:: Description of the task ::
Transcribe the entries below exactly.

## Begin Dataset excerpts

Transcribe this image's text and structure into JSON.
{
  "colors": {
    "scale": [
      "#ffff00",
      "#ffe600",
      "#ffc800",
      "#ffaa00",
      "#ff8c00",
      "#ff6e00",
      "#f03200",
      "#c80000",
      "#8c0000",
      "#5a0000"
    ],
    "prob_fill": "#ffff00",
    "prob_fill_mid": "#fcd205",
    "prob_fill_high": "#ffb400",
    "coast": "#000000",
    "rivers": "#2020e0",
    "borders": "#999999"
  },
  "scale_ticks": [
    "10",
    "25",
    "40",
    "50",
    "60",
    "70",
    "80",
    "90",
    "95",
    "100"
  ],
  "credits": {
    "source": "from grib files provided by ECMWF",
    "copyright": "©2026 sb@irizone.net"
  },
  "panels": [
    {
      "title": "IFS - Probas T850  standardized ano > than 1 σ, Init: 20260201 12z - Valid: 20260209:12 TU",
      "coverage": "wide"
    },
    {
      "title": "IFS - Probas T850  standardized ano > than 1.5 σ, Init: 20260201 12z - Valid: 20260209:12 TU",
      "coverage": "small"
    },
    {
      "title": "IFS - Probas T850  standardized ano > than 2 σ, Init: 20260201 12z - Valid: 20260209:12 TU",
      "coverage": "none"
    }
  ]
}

## End Dataset excerpts

:: Worked answer ::
Transcribe this image's text and structure into JSON.
{
  "colors": {
    "scale": [
      "#ffff00",
      "#ffe600",
      "#ffc800",
      "#ffaa00",
      "#ff8c00",
      "#ff6e00",
      "#f03200",
      "#c80000",
      "#8c0000",
      "#5a0000"
    ],
    "prob_fill": "#ffff00",
    "prob_fill_mid": "#fcd205",
    "prob_fill_high": "#ffb400",
    "coast": "#000000",
    "rivers": "#2020e0",
    "borders": "#999999"
  },
  "scale_ticks": [
    "10",
    "25",
    "40",
    "50",
    "60",
    "70",
    "80",
    "90",
    "95",
    "100"
  ],
  "credits": {
    "source": "from grib files provided by ECMWF",
    "copyright": "©2026 sb@irizone.net"
  },
  "panels": [
    {
      "title": "IFS - Probas T850  standardized ano > than 1 σ, Init: 20260201 12z - Valid: 20260209:12 TU",
      "coverage": "wide"
    },
    {
      "title": "IFS - Probas T850  standardized ano > than 1.5 σ, Init: 20260201 12z - Valid: 20260209:12 TU",
      "coverage": "small"
    },
    {
      "title": "IFS - Probas T850  standardized ano > than 2 σ, Init: 20260201 12z - Valid: 20260209:12 TU",
      "coverage": "none"
    }
  ]
}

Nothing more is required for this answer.